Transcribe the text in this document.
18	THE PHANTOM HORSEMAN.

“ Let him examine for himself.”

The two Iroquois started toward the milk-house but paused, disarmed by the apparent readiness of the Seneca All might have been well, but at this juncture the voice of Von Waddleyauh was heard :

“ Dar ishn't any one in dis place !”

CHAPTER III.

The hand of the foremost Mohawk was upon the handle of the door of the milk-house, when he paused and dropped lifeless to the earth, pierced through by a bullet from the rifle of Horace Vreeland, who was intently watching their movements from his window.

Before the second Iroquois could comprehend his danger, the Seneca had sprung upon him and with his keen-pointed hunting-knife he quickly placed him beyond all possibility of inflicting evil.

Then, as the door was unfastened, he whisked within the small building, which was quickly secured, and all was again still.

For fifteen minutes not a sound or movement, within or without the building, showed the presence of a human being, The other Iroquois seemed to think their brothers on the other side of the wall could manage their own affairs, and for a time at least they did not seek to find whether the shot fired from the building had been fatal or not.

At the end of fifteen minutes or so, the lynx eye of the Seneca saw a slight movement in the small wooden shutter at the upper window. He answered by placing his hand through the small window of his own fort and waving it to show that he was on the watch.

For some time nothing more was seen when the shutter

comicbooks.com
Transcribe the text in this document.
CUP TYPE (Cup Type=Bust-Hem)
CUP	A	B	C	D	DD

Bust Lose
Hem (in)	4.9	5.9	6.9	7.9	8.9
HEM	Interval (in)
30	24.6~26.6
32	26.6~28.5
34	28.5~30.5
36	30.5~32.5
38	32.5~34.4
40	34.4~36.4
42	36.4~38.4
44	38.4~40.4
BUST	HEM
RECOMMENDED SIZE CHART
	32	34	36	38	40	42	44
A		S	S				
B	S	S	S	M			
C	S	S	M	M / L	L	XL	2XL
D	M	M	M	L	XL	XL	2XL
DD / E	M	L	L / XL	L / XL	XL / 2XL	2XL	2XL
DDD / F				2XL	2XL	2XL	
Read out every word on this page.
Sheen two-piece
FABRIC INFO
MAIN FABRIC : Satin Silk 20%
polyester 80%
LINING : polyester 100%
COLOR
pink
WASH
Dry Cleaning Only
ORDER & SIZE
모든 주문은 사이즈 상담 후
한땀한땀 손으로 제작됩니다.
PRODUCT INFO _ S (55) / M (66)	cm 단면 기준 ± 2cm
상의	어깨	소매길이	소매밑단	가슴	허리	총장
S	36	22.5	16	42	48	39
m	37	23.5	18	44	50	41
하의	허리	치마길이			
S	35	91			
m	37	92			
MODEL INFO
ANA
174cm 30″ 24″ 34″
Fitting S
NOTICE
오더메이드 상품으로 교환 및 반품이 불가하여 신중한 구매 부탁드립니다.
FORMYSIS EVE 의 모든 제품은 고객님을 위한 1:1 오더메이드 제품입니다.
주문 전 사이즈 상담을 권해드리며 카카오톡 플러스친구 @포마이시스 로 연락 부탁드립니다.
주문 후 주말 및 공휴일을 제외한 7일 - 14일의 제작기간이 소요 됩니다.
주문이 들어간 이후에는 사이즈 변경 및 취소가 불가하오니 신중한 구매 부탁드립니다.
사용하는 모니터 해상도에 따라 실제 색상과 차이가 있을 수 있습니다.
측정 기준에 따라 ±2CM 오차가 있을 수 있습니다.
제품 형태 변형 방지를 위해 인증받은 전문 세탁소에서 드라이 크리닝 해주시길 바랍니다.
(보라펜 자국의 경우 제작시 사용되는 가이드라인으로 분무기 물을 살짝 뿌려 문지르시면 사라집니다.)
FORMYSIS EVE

Required task -
Repeat exactly the lines above, starting with the line that contains "Read out every word on this page." and ending with the last line, both included, and nothing else.

Reply to the exercise -
Read out every word on this page.
Sheen two-piece
FABRIC INFO
MAIN FABRIC : Satin Silk 20%
polyester 80%
LINING : polyester 100%
COLOR
pink
WASH
Dry Cleaning Only
ORDER & SIZE
모든 주문은 사이즈 상담 후
한땀한땀 손으로 제작됩니다.
PRODUCT INFO _ S (55) / M (66)	cm 단면 기준 ± 2cm
상의	어깨	소매길이	소매밑단	가슴	허리	총장
S	36	22.5	16	42	48	39
m	37	23.5	18	44	50	41
하의	허리	치마길이			
S	35	91			
m	37	92			
MODEL INFO
ANA
174cm 30″ 24″ 34″
Fitting S
NOTICE
오더메이드 상품으로 교환 및 반품이 불가하여 신중한 구매 부탁드립니다.
FORMYSIS EVE 의 모든 제품은 고객님을 위한 1:1 오더메이드 제품입니다.
주문 전 사이즈 상담을 권해드리며 카카오톡 플러스친구 @포마이시스 로 연락 부탁드립니다.
주문 후 주말 및 공휴일을 제외한 7일 - 14일의 제작기간이 소요 됩니다.
주문이 들어간 이후에는 사이즈 변경 및 취소가 불가하오니 신중한 구매 부탁드립니다.
사용하는 모니터 해상도에 따라 실제 색상과 차이가 있을 수 있습니다.
측정 기준에 따라 ±2CM 오차가 있을 수 있습니다.
제품 형태 변형 방지를 위해 인증받은 전문 세탁소에서 드라이 크리닝 해주시길 바랍니다.
(보라펜 자국의 경우 제작시 사용되는 가이드라인으로 분무기 물을 살짝 뿌려 문지르시면 사라집니다.)
FORMYSIS EVE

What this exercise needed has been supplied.